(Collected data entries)
........

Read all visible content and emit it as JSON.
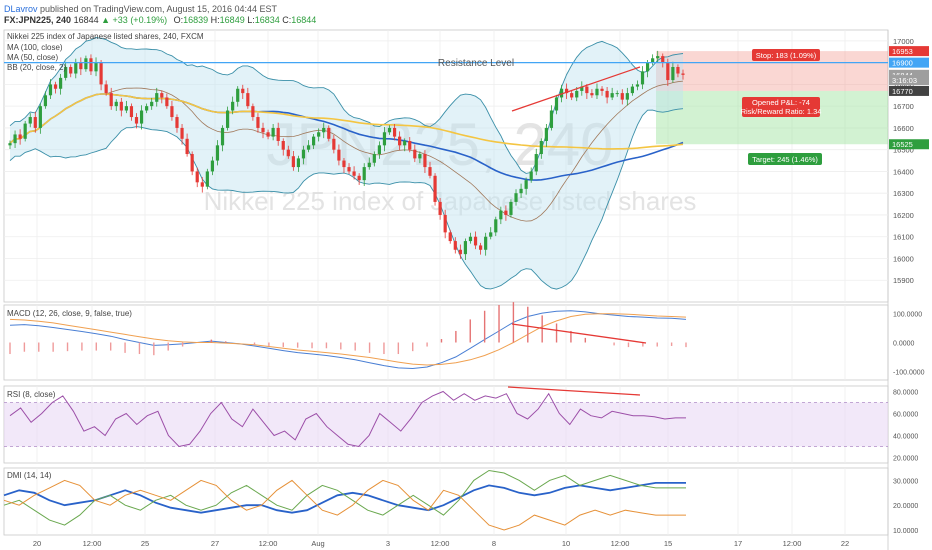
{
  "header": {
    "author": "DLavrov",
    "published_text": "published on TradingView.com, August 15, 2016 04:44 EST",
    "symbol": "FX:JPN225, 240",
    "last_price": "16844",
    "change": "+33 (+0.19%)",
    "ohlc": {
      "o_label": "O:",
      "o": "16839",
      "h_label": "H:",
      "h": "16849",
      "l_label": "L:",
      "l": "16834",
      "c_label": "C:",
      "c": "16844"
    }
  },
  "main_pane": {
    "title": "Nikkei 225 index of Japanese listed shares, 240, FXCM",
    "legend": [
      "MA (100, close)",
      "MA (50, close)",
      "BB (20, close, 2)"
    ],
    "watermark_symbol": "JPN225, 240",
    "watermark_name": "Nikkei 225 index of Japanese listed shares",
    "annotation": "Resistance Level",
    "position_tool": {
      "stop_label": "Stop: 183 (1.09%)",
      "target_label": "Target: 245 (1.46%)",
      "pl_label": "Opened P&L: -74",
      "rr_label": "Risk/Reward Ratio: 1.34"
    },
    "price_badges": [
      {
        "text": "16953",
        "value": 16953,
        "color": "#e53935"
      },
      {
        "text": "16900",
        "value": 16900,
        "color": "#42a5f5"
      },
      {
        "text": "16844",
        "value": 16844,
        "color": "#9e9e9e"
      },
      {
        "text": "3:16:03",
        "value": 16820,
        "color": "#9e9e9e"
      },
      {
        "text": "16770",
        "value": 16770,
        "color": "#424242"
      },
      {
        "text": "16525",
        "value": 16525,
        "color": "#2e9e3e"
      }
    ]
  },
  "macd_pane": {
    "label": "MACD (12, 26, close, 9, false, true)",
    "ticks": [
      "100.0000",
      "0.0000",
      "-100.0000"
    ]
  },
  "rsi_pane": {
    "label": "RSI (8, close)",
    "ticks": [
      "80.0000",
      "60.0000",
      "40.0000",
      "20.0000"
    ]
  },
  "dmi_pane": {
    "label": "DMI (14, 14)",
    "ticks": [
      "30.0000",
      "20.0000",
      "10.0000"
    ]
  },
  "x_axis": {
    "ticks": [
      "20",
      "12:00",
      "25",
      "27",
      "12:00",
      "Aug",
      "3",
      "12:00",
      "8",
      "10",
      "12:00",
      "15",
      "17",
      "12:00",
      "22"
    ]
  },
  "colors": {
    "ma100": "#f4c542",
    "ma50": "#2962c9",
    "bb": "#3a8fa8",
    "bull": "#2e9e3e",
    "bear": "#e53935",
    "resistance": "#42a5f5",
    "trendline": "#e53935",
    "macd": "#4a7fd4",
    "signal": "#f0a050",
    "rsi": "#9c4fa8",
    "dmi_adx": "#2962c9",
    "dmi_plus": "#6aa84f",
    "dmi_minus": "#e69138"
  },
  "chart_data": [
    {
      "type": "candlestick",
      "title": "Nikkei 225 index of Japanese listed shares, 240, FXCM",
      "ylim": [
        15800,
        17050
      ],
      "y_ticks": [
        17000,
        16900,
        16800,
        16700,
        16600,
        16500,
        16400,
        16300,
        16200,
        16100,
        16000,
        15900
      ],
      "series": [
        {
          "name": "Nikkei 225 index of Japanese listed shares",
          "values": [
            16530,
            16570,
            16550,
            16620,
            16650,
            16600,
            16700,
            16750,
            16800,
            16780,
            16830,
            16880,
            16850,
            16900,
            16870,
            16920,
            16860,
            16900,
            16800,
            16760,
            16700,
            16720,
            16680,
            16700,
            16650,
            16620,
            16680,
            16700,
            16720,
            16760,
            16740,
            16700,
            16650,
            16600,
            16550,
            16480,
            16400,
            16350,
            16330,
            16400,
            16450,
            16520,
            16600,
            16680,
            16720,
            16780,
            16760,
            16700,
            16650,
            16600,
            16580,
            16560,
            16600,
            16540,
            16500,
            16470,
            16420,
            16460,
            16500,
            16520,
            16560,
            16580,
            16600,
            16550,
            16500,
            16450,
            16420,
            16400,
            16380,
            16360,
            16420,
            16440,
            16480,
            16520,
            16580,
            16600,
            16560,
            16520,
            16540,
            16500,
            16460,
            16480,
            16420,
            16380,
            16260,
            16200,
            16120,
            16080,
            16040,
            16020,
            16080,
            16100,
            16060,
            16040,
            16100,
            16120,
            16180,
            16220,
            16200,
            16260,
            16300,
            16320,
            16360,
            16400,
            16480,
            16540,
            16600,
            16680,
            16740,
            16780,
            16760,
            16740,
            16770,
            16790,
            16760,
            16750,
            16780,
            16770,
            16740,
            16760,
            16760,
            16730,
            16760,
            16790,
            16800,
            16860,
            16900,
            16920,
            16930,
            16900,
            16820,
            16880,
            16850,
            16844
          ]
        }
      ]
    },
    {
      "type": "line",
      "title": "MACD (12, 26, close, 9, false, true)",
      "ylim": [
        -130,
        130
      ],
      "series": [
        {
          "name": "MACD",
          "values": [
            60,
            62,
            58,
            52,
            45,
            38,
            30,
            22,
            10,
            0,
            -10,
            -8,
            -5,
            0,
            5,
            0,
            -5,
            -12,
            -20,
            -28,
            -35,
            -40,
            -45,
            -52,
            -60,
            -70,
            -80,
            -88,
            -90,
            -85,
            -70,
            -50,
            -20,
            10,
            40,
            70,
            90,
            102,
            108,
            110,
            106,
            100,
            95,
            90,
            88,
            85,
            84,
            80
          ]
        },
        {
          "name": "Signal",
          "values": [
            80,
            78,
            74,
            68,
            60,
            52,
            44,
            36,
            28,
            20,
            12,
            6,
            2,
            0,
            0,
            -2,
            -5,
            -8,
            -14,
            -20,
            -26,
            -30,
            -35,
            -40,
            -46,
            -52,
            -60,
            -68,
            -75,
            -78,
            -76,
            -70,
            -60,
            -45,
            -25,
            0,
            28,
            55,
            75,
            90,
            98,
            100,
            100,
            98,
            95,
            92,
            90,
            88
          ]
        }
      ]
    },
    {
      "type": "line",
      "title": "RSI (8, close)",
      "ylim": [
        15,
        85
      ],
      "series": [
        {
          "name": "RSI",
          "values": [
            58,
            65,
            52,
            60,
            70,
            76,
            62,
            44,
            48,
            40,
            55,
            60,
            50,
            58,
            62,
            40,
            30,
            32,
            44,
            60,
            70,
            55,
            48,
            64,
            52,
            40,
            44,
            36,
            55,
            60,
            48,
            40,
            32,
            30,
            40,
            60,
            52,
            44,
            56,
            70,
            76,
            80,
            72,
            78,
            72,
            76,
            74,
            78,
            60,
            55,
            64,
            78,
            60,
            50,
            64,
            58,
            56,
            62,
            60,
            58,
            58,
            57,
            55,
            56,
            56
          ]
        }
      ]
    },
    {
      "type": "line",
      "title": "DMI (14, 14)",
      "ylim": [
        8,
        35
      ],
      "series": [
        {
          "name": "ADX",
          "values": [
            24,
            26,
            25,
            22,
            20,
            21,
            22,
            24,
            26,
            24,
            21,
            19,
            18,
            17,
            18,
            19,
            20,
            20,
            18,
            17,
            18,
            21,
            24,
            25,
            24,
            22,
            20,
            19,
            18,
            20,
            23,
            26,
            28,
            27,
            25,
            24,
            25,
            27,
            28,
            27,
            26,
            27,
            28,
            29,
            29,
            29
          ]
        },
        {
          "name": "+DI",
          "values": [
            20,
            22,
            18,
            14,
            12,
            16,
            22,
            24,
            20,
            18,
            22,
            24,
            20,
            18,
            20,
            25,
            28,
            24,
            20,
            18,
            24,
            28,
            26,
            22,
            18,
            16,
            20,
            24,
            20,
            16,
            22,
            30,
            34,
            33,
            30,
            26,
            30,
            32,
            28,
            30,
            32,
            30,
            28,
            27,
            27,
            27
          ]
        },
        {
          "name": "-DI",
          "values": [
            22,
            20,
            24,
            27,
            30,
            28,
            22,
            20,
            24,
            26,
            24,
            22,
            26,
            30,
            28,
            22,
            18,
            20,
            26,
            30,
            24,
            18,
            16,
            20,
            26,
            30,
            28,
            22,
            18,
            26,
            24,
            18,
            12,
            10,
            12,
            16,
            14,
            12,
            16,
            18,
            16,
            18,
            17,
            16,
            16,
            16
          ]
        }
      ]
    }
  ]
}
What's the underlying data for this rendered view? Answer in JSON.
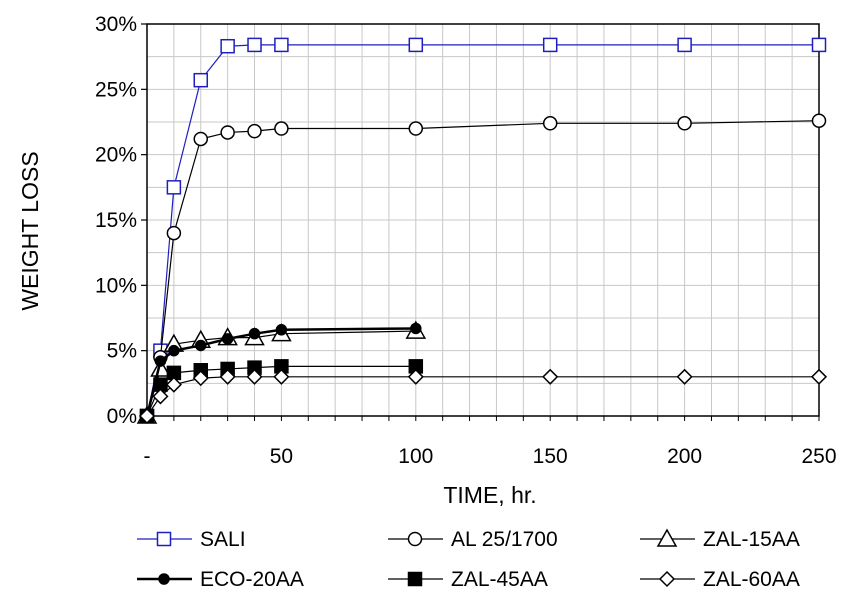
{
  "chart_data": {
    "type": "line",
    "title": "",
    "xlabel": "TIME, hr.",
    "ylabel": "WEIGHT LOSS",
    "xlim": [
      0,
      250
    ],
    "ylim": [
      0,
      30
    ],
    "x_ticks": [
      0,
      50,
      100,
      150,
      200,
      250
    ],
    "x_tick_labels": [
      "-",
      "50",
      "100",
      "150",
      "200",
      "250"
    ],
    "y_ticks": [
      0,
      5,
      10,
      15,
      20,
      25,
      30
    ],
    "y_tick_labels": [
      "0%",
      "5%",
      "10%",
      "15%",
      "20%",
      "25%",
      "30%"
    ],
    "grid": true,
    "legend_position": "bottom",
    "series": [
      {
        "name": "SALI",
        "marker": "square-open",
        "color": "#1f1fbf",
        "x": [
          0,
          5,
          10,
          20,
          30,
          40,
          50,
          100,
          150,
          200,
          250
        ],
        "y": [
          0,
          5.0,
          17.5,
          25.7,
          28.3,
          28.4,
          28.4,
          28.4,
          28.4,
          28.4,
          28.4
        ]
      },
      {
        "name": "AL 25/1700",
        "marker": "circle-open",
        "color": "#000000",
        "x": [
          0,
          5,
          10,
          20,
          30,
          40,
          50,
          100,
          150,
          200,
          250
        ],
        "y": [
          0,
          4.5,
          14.0,
          21.2,
          21.7,
          21.8,
          22.0,
          22.0,
          22.4,
          22.4,
          22.6
        ]
      },
      {
        "name": "ZAL-15AA",
        "marker": "triangle-open",
        "color": "#000000",
        "x": [
          0,
          5,
          10,
          20,
          30,
          40,
          50,
          100
        ],
        "y": [
          0,
          3.6,
          5.5,
          5.8,
          6.0,
          6.0,
          6.3,
          6.5
        ]
      },
      {
        "name": "ECO-20AA",
        "marker": "circle-filled",
        "color": "#000000",
        "x": [
          0,
          5,
          10,
          20,
          30,
          40,
          50,
          100
        ],
        "y": [
          0,
          4.2,
          5.0,
          5.4,
          5.9,
          6.3,
          6.6,
          6.7
        ]
      },
      {
        "name": "ZAL-45AA",
        "marker": "square-filled",
        "color": "#000000",
        "x": [
          0,
          5,
          10,
          20,
          30,
          40,
          50,
          100
        ],
        "y": [
          0,
          2.4,
          3.3,
          3.5,
          3.6,
          3.7,
          3.8,
          3.8
        ]
      },
      {
        "name": "ZAL-60AA",
        "marker": "diamond-open",
        "color": "#000000",
        "x": [
          0,
          5,
          10,
          20,
          30,
          40,
          50,
          100,
          150,
          200,
          250
        ],
        "y": [
          0,
          1.5,
          2.4,
          2.9,
          3.0,
          3.0,
          3.0,
          3.0,
          3.0,
          3.0,
          3.0
        ]
      }
    ]
  }
}
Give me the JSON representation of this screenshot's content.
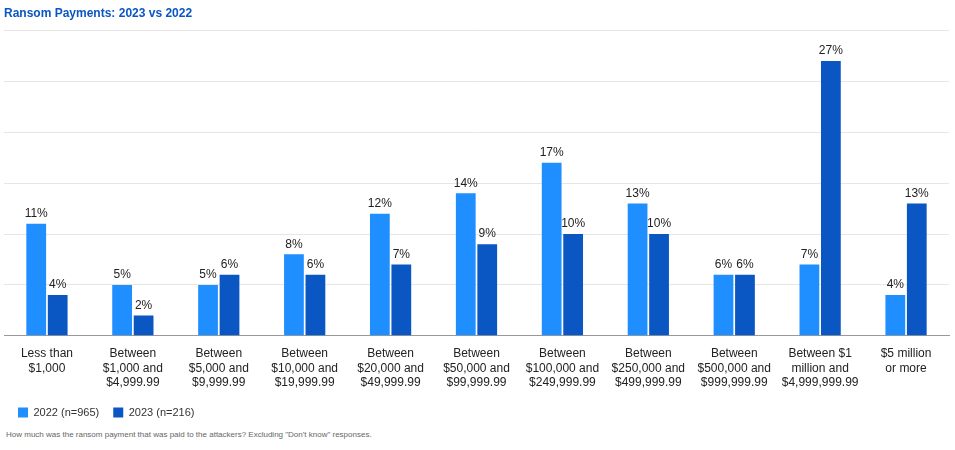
{
  "chart_data": {
    "type": "bar",
    "title": "Ransom Payments: 2023 vs 2022",
    "footnote": "How much was the ransom payment that was paid to the attackers? Excluding \"Don't know\" responses.",
    "categories": [
      "Less than $1,000",
      "Between $1,000 and $4,999.99",
      "Between $5,000 and $9,999.99",
      "Between $10,000 and $19,999.99",
      "Between $20,000 and $49,999.99",
      "Between $50,000 and $99,999.99",
      "Between $100,000 and $249,999.99",
      "Between $250,000 and $499,999.99",
      "Between $500,000 and $999,999.99",
      "Between $1 million and $4,999,999.99",
      "$5 million or more"
    ],
    "series": [
      {
        "name": "2022 (n=965)",
        "color": "#1f8fff",
        "values": [
          11,
          5,
          5,
          8,
          12,
          14,
          17,
          13,
          6,
          7,
          4
        ],
        "value_labels": [
          "11%",
          "5%",
          "5%",
          "8%",
          "12%",
          "14%",
          "17%",
          "13%",
          "6%",
          "7%",
          "4%"
        ]
      },
      {
        "name": "2023 (n=216)",
        "color": "#0a56c2",
        "values": [
          4,
          2,
          6,
          6,
          7,
          9,
          10,
          10,
          6,
          27,
          13
        ],
        "value_labels": [
          "4%",
          "2%",
          "6%",
          "6%",
          "7%",
          "9%",
          "10%",
          "10%",
          "6%",
          "27%",
          "13%"
        ]
      }
    ],
    "ylim": [
      0,
      30
    ],
    "yticks": [
      0,
      5,
      10,
      15,
      20,
      25,
      30
    ],
    "grid": true,
    "legend": "bottom-left",
    "data_labels": true,
    "tick_labels": "x"
  }
}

........

Reproduce each line holding the word "Between".

      "Between $1,000 and $4,999.99",
      "Between $5,000 and $9,999.99",
      "Between $10,000 and $19,999.99",
      "Between $20,000 and $49,999.99",
      "Between $50,000 and $99,999.99",
      "Between $100,000 and $249,999.99",
      "Between $250,000 and $499,999.99",
      "Between $500,000 and $999,999.99",
      "Between $1 million and $4,999,999.99",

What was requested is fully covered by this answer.